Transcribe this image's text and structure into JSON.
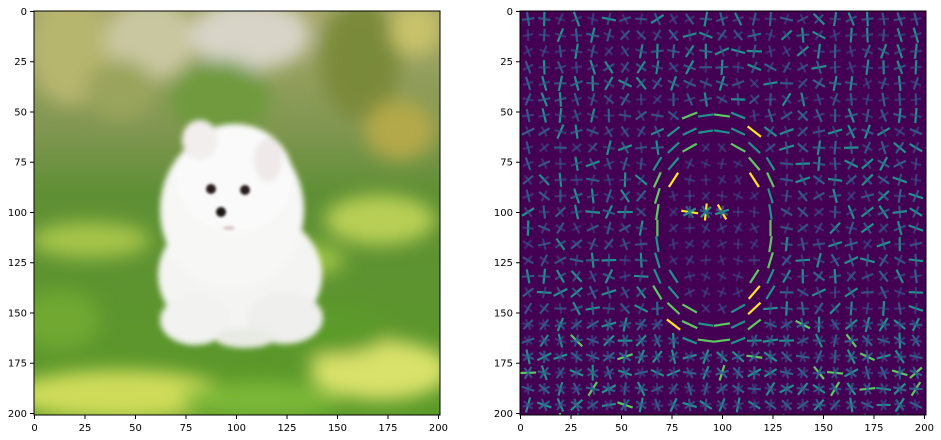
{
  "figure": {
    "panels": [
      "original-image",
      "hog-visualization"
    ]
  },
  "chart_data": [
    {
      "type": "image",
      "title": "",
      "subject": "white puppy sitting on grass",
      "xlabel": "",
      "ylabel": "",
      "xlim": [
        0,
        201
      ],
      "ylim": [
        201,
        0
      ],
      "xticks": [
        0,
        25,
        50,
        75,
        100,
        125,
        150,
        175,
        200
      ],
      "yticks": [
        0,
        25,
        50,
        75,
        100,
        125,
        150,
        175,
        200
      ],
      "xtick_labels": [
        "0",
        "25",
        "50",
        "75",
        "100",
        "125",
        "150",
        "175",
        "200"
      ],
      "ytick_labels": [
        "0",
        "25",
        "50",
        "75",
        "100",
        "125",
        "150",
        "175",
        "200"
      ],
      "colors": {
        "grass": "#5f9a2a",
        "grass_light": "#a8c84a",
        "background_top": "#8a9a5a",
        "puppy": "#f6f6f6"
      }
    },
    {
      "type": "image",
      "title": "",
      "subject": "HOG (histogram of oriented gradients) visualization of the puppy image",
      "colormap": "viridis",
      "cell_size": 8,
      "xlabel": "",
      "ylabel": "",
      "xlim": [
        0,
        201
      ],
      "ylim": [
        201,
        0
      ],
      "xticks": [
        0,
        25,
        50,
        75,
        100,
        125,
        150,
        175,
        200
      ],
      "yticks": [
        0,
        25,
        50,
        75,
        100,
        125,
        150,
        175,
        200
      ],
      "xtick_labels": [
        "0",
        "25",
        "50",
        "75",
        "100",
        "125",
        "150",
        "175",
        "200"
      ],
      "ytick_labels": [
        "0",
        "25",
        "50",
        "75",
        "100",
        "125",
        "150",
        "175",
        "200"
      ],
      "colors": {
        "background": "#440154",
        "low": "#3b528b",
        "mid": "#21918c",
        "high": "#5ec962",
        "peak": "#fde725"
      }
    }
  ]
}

•••••

## EXERCISE DETAILS
Leave out the pictures and output the rest of the material exactly as written.

## RESPONSE TO THIS TASK
Transcribe this image's text and structure into JSON.
{
  "figure": {
    "panels": [
      "original-image",
      "hog-visualization"
    ]
  },
  "chart_data": [
    {
      "type": "image",
      "title": "",
      "subject": "white puppy sitting on grass",
      "xlabel": "",
      "ylabel": "",
      "xlim": [
        0,
        201
      ],
      "ylim": [
        201,
        0
      ],
      "xticks": [
        0,
        25,
        50,
        75,
        100,
        125,
        150,
        175,
        200
      ],
      "yticks": [
        0,
        25,
        50,
        75,
        100,
        125,
        150,
        175,
        200
      ],
      "xtick_labels": [
        "0",
        "25",
        "50",
        "75",
        "100",
        "125",
        "150",
        "175",
        "200"
      ],
      "ytick_labels": [
        "0",
        "25",
        "50",
        "75",
        "100",
        "125",
        "150",
        "175",
        "200"
      ],
      "colors": {
        "grass": "#5f9a2a",
        "grass_light": "#a8c84a",
        "background_top": "#8a9a5a",
        "puppy": "#f6f6f6"
      }
    },
    {
      "type": "image",
      "title": "",
      "subject": "HOG (histogram of oriented gradients) visualization of the puppy image",
      "colormap": "viridis",
      "cell_size": 8,
      "xlabel": "",
      "ylabel": "",
      "xlim": [
        0,
        201
      ],
      "ylim": [
        201,
        0
      ],
      "xticks": [
        0,
        25,
        50,
        75,
        100,
        125,
        150,
        175,
        200
      ],
      "yticks": [
        0,
        25,
        50,
        75,
        100,
        125,
        150,
        175,
        200
      ],
      "xtick_labels": [
        "0",
        "25",
        "50",
        "75",
        "100",
        "125",
        "150",
        "175",
        "200"
      ],
      "ytick_labels": [
        "0",
        "25",
        "50",
        "75",
        "100",
        "125",
        "150",
        "175",
        "200"
      ],
      "colors": {
        "background": "#440154",
        "low": "#3b528b",
        "mid": "#21918c",
        "high": "#5ec962",
        "peak": "#fde725"
      }
    }
  ]
}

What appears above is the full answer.